• **DIRECTIONS FOR THIS TASK**:
Could you output each line of the data that follows exactly?

[BEGIN GIVEN DATA]

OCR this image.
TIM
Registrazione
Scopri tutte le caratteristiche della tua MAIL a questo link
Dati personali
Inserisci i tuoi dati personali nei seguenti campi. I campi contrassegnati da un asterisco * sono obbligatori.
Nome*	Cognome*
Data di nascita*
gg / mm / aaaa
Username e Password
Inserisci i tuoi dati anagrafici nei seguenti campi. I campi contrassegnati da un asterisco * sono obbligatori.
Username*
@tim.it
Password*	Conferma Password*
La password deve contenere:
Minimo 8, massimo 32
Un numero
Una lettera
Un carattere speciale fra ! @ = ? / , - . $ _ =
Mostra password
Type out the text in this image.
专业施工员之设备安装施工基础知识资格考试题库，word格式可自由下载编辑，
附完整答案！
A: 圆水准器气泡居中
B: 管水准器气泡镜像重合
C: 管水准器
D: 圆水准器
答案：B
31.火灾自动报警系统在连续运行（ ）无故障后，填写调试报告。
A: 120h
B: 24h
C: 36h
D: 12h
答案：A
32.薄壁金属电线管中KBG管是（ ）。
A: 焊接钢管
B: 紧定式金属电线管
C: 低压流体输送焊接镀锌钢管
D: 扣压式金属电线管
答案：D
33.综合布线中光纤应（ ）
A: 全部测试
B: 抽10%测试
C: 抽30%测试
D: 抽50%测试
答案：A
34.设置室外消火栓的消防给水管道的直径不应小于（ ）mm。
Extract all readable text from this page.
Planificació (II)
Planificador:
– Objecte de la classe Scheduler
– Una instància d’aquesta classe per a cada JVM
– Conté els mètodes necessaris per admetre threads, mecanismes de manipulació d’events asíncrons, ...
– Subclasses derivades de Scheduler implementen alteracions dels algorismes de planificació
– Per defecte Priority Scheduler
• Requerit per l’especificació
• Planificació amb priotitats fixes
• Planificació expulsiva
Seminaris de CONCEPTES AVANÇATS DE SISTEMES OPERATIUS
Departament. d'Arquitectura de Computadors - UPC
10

[END GIVEN DATA]

• **SOLUTION FOR THIS EXERCISE**:
OCR this image.
TIM
Registrazione
Scopri tutte le caratteristiche della tua MAIL a questo link
Dati personali
Inserisci i tuoi dati personali nei seguenti campi. I campi contrassegnati da un asterisco * sono obbligatori.
Nome*	Cognome*
Data di nascita*
gg / mm / aaaa
Username e Password
Inserisci i tuoi dati anagrafici nei seguenti campi. I campi contrassegnati da un asterisco * sono obbligatori.
Username*
@tim.it
Password*	Conferma Password*
La password deve contenere:
Minimo 8, massimo 32
Un numero
Una lettera
Un carattere speciale fra ! @ = ? / , - . $ _ =
Mostra password
Type out the text in this image.
专业施工员之设备安装施工基础知识资格考试题库，word格式可自由下载编辑，
附完整答案！
A: 圆水准器气泡居中
B: 管水准器气泡镜像重合
C: 管水准器
D: 圆水准器
答案：B
31.火灾自动报警系统在连续运行（ ）无故障后，填写调试报告。
A: 120h
B: 24h
C: 36h
D: 12h
答案：A
32.薄壁金属电线管中KBG管是（ ）。
A: 焊接钢管
B: 紧定式金属电线管
C: 低压流体输送焊接镀锌钢管
D: 扣压式金属电线管
答案：D
33.综合布线中光纤应（ ）
A: 全部测试
B: 抽10%测试
C: 抽30%测试
D: 抽50%测试
答案：A
34.设置室外消火栓的消防给水管道的直径不应小于（ ）mm。
Extract all readable text from this page.
Planificació (II)
Planificador:
– Objecte de la classe Scheduler
– Una instància d’aquesta classe per a cada JVM
– Conté els mètodes necessaris per admetre threads, mecanismes de manipulació d’events asíncrons, ...
– Subclasses derivades de Scheduler implementen alteracions dels algorismes de planificació
– Per defecte Priority Scheduler
• Requerit per l’especificació
• Planificació amb priotitats fixes
• Planificació expulsiva
Seminaris de CONCEPTES AVANÇATS DE SISTEMES OPERATIUS
Departament. d'Arquitectura de Computadors - UPC
10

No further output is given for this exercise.